▸ **Directive**
Return the listing below verbatim. Pictures do not belong in the copy.

Data entries

"""

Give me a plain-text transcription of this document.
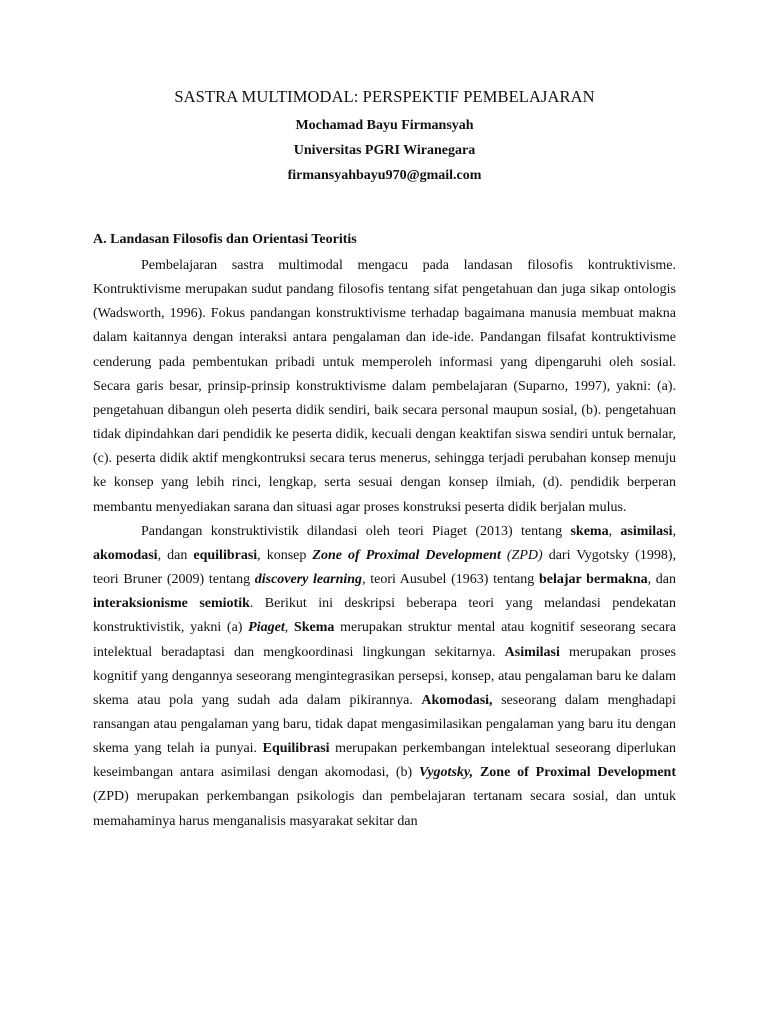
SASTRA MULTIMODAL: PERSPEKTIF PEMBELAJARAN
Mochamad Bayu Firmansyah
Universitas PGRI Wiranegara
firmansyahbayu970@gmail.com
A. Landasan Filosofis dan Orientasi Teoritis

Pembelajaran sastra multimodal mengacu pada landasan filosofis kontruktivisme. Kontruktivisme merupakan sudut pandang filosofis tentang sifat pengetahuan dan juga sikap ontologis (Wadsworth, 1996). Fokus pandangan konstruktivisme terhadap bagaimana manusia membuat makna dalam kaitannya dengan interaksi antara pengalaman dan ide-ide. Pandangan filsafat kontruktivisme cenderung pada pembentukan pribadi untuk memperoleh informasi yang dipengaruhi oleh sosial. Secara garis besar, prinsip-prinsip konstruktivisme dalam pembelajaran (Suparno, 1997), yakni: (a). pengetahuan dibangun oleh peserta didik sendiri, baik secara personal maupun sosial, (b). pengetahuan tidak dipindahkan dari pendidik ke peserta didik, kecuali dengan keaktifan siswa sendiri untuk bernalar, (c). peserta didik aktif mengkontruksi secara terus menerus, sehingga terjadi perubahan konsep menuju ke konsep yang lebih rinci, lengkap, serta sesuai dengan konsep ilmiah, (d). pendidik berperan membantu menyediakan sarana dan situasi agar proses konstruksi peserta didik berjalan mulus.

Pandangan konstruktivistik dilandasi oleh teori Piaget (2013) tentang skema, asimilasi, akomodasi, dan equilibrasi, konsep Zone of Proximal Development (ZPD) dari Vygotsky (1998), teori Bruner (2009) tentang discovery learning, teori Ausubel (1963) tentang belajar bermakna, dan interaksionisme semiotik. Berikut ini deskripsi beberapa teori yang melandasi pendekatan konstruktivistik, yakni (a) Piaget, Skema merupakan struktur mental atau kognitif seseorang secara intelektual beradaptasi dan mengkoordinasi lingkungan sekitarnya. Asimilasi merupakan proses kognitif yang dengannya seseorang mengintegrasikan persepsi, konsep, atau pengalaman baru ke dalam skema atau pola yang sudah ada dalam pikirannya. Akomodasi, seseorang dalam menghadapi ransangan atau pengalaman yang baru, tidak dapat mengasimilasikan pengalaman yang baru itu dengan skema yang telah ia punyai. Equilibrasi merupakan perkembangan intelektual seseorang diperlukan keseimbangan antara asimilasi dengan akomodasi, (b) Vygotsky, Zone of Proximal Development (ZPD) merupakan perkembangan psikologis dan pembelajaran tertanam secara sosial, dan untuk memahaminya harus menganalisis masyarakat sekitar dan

"""

▸ **Expected output**
Give me a plain-text transcription of this document.
SASTRA MULTIMODAL: PERSPEKTIF PEMBELAJARAN
Mochamad Bayu Firmansyah
Universitas PGRI Wiranegara
firmansyahbayu970@gmail.com
A. Landasan Filosofis dan Orientasi Teoritis

Pembelajaran sastra multimodal mengacu pada landasan filosofis kontruktivisme. Kontruktivisme merupakan sudut pandang filosofis tentang sifat pengetahuan dan juga sikap ontologis (Wadsworth, 1996). Fokus pandangan konstruktivisme terhadap bagaimana manusia membuat makna dalam kaitannya dengan interaksi antara pengalaman dan ide-ide. Pandangan filsafat kontruktivisme cenderung pada pembentukan pribadi untuk memperoleh informasi yang dipengaruhi oleh sosial. Secara garis besar, prinsip-prinsip konstruktivisme dalam pembelajaran (Suparno, 1997), yakni: (a). pengetahuan dibangun oleh peserta didik sendiri, baik secara personal maupun sosial, (b). pengetahuan tidak dipindahkan dari pendidik ke peserta didik, kecuali dengan keaktifan siswa sendiri untuk bernalar, (c). peserta didik aktif mengkontruksi secara terus menerus, sehingga terjadi perubahan konsep menuju ke konsep yang lebih rinci, lengkap, serta sesuai dengan konsep ilmiah, (d). pendidik berperan membantu menyediakan sarana dan situasi agar proses konstruksi peserta didik berjalan mulus.

Pandangan konstruktivistik dilandasi oleh teori Piaget (2013) tentang skema, asimilasi, akomodasi, dan equilibrasi, konsep Zone of Proximal Development (ZPD) dari Vygotsky (1998), teori Bruner (2009) tentang discovery learning, teori Ausubel (1963) tentang belajar bermakna, dan interaksionisme semiotik. Berikut ini deskripsi beberapa teori yang melandasi pendekatan konstruktivistik, yakni (a) Piaget, Skema merupakan struktur mental atau kognitif seseorang secara intelektual beradaptasi dan mengkoordinasi lingkungan sekitarnya. Asimilasi merupakan proses kognitif yang dengannya seseorang mengintegrasikan persepsi, konsep, atau pengalaman baru ke dalam skema atau pola yang sudah ada dalam pikirannya. Akomodasi, seseorang dalam menghadapi ransangan atau pengalaman yang baru, tidak dapat mengasimilasikan pengalaman yang baru itu dengan skema yang telah ia punyai. Equilibrasi merupakan perkembangan intelektual seseorang diperlukan keseimbangan antara asimilasi dengan akomodasi, (b) Vygotsky, Zone of Proximal Development (ZPD) merupakan perkembangan psikologis dan pembelajaran tertanam secara sosial, dan untuk memahaminya harus menganalisis masyarakat sekitar dan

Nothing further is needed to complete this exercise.